***** Input material *****
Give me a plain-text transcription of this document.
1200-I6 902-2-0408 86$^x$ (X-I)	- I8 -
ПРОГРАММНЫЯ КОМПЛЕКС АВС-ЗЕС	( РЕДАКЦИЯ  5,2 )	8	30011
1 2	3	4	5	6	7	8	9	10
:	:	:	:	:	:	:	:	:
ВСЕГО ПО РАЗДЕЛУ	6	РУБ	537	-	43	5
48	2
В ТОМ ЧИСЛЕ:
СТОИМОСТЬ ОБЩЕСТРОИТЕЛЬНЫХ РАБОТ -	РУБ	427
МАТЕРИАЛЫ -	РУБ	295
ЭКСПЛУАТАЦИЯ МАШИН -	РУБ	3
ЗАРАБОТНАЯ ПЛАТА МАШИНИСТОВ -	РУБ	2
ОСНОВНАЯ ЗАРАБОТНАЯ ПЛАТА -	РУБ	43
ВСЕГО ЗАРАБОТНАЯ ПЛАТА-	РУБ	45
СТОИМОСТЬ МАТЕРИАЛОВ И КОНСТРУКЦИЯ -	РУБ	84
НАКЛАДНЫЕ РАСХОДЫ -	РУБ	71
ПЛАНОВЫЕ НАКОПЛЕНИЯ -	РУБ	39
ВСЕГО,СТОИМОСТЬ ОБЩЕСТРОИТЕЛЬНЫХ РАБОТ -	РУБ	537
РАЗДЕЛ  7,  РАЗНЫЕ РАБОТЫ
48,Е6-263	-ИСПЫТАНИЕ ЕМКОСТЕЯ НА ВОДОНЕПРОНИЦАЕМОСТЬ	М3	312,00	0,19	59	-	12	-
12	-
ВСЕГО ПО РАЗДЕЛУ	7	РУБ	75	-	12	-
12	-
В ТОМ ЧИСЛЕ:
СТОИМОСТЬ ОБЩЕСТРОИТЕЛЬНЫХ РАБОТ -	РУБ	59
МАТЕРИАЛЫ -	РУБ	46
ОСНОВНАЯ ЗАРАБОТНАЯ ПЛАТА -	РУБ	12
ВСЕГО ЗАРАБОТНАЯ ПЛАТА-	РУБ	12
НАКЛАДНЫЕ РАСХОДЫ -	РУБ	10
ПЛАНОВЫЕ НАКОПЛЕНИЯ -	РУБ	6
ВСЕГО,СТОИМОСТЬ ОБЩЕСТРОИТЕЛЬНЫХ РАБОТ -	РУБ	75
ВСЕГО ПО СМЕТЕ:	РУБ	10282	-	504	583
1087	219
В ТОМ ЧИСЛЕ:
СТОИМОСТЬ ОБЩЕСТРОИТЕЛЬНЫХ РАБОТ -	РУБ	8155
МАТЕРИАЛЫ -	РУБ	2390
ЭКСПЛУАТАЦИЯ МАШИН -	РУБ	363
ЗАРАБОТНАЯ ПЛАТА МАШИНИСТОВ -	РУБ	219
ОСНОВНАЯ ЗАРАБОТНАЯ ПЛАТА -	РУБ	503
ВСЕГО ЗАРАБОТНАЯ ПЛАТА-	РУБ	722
*****
**Stated problem**
Print the material once more, exactly.

**The completed task**
Give me a plain-text transcription of this document.
1200-I6 902-2-0408 86$^x$ (X-I)	- I8 -
ПРОГРАММНЫЯ КОМПЛЕКС АВС-ЗЕС	( РЕДАКЦИЯ  5,2 )	8	30011
1 2	3	4	5	6	7	8	9	10
:	:	:	:	:	:	:	:	:
ВСЕГО ПО РАЗДЕЛУ	6	РУБ	537	-	43	5
48	2
В ТОМ ЧИСЛЕ:
СТОИМОСТЬ ОБЩЕСТРОИТЕЛЬНЫХ РАБОТ -	РУБ	427
МАТЕРИАЛЫ -	РУБ	295
ЭКСПЛУАТАЦИЯ МАШИН -	РУБ	3
ЗАРАБОТНАЯ ПЛАТА МАШИНИСТОВ -	РУБ	2
ОСНОВНАЯ ЗАРАБОТНАЯ ПЛАТА -	РУБ	43
ВСЕГО ЗАРАБОТНАЯ ПЛАТА-	РУБ	45
СТОИМОСТЬ МАТЕРИАЛОВ И КОНСТРУКЦИЯ -	РУБ	84
НАКЛАДНЫЕ РАСХОДЫ -	РУБ	71
ПЛАНОВЫЕ НАКОПЛЕНИЯ -	РУБ	39
ВСЕГО,СТОИМОСТЬ ОБЩЕСТРОИТЕЛЬНЫХ РАБОТ -	РУБ	537
РАЗДЕЛ  7,  РАЗНЫЕ РАБОТЫ
48,Е6-263	-ИСПЫТАНИЕ ЕМКОСТЕЯ НА ВОДОНЕПРОНИЦАЕМОСТЬ	М3	312,00	0,19	59	-	12	-
12	-
ВСЕГО ПО РАЗДЕЛУ	7	РУБ	75	-	12	-
12	-
В ТОМ ЧИСЛЕ:
СТОИМОСТЬ ОБЩЕСТРОИТЕЛЬНЫХ РАБОТ -	РУБ	59
МАТЕРИАЛЫ -	РУБ	46
ОСНОВНАЯ ЗАРАБОТНАЯ ПЛАТА -	РУБ	12
ВСЕГО ЗАРАБОТНАЯ ПЛАТА-	РУБ	12
НАКЛАДНЫЕ РАСХОДЫ -	РУБ	10
ПЛАНОВЫЕ НАКОПЛЕНИЯ -	РУБ	6
ВСЕГО,СТОИМОСТЬ ОБЩЕСТРОИТЕЛЬНЫХ РАБОТ -	РУБ	75
ВСЕГО ПО СМЕТЕ:	РУБ	10282	-	504	583
1087	219
В ТОМ ЧИСЛЕ:
СТОИМОСТЬ ОБЩЕСТРОИТЕЛЬНЫХ РАБОТ -	РУБ	8155
МАТЕРИАЛЫ -	РУБ	2390
ЭКСПЛУАТАЦИЯ МАШИН -	РУБ	363
ЗАРАБОТНАЯ ПЛАТА МАШИНИСТОВ -	РУБ	219
ОСНОВНАЯ ЗАРАБОТНАЯ ПЛАТА -	РУБ	503
ВСЕГО ЗАРАБОТНАЯ ПЛАТА-	РУБ	722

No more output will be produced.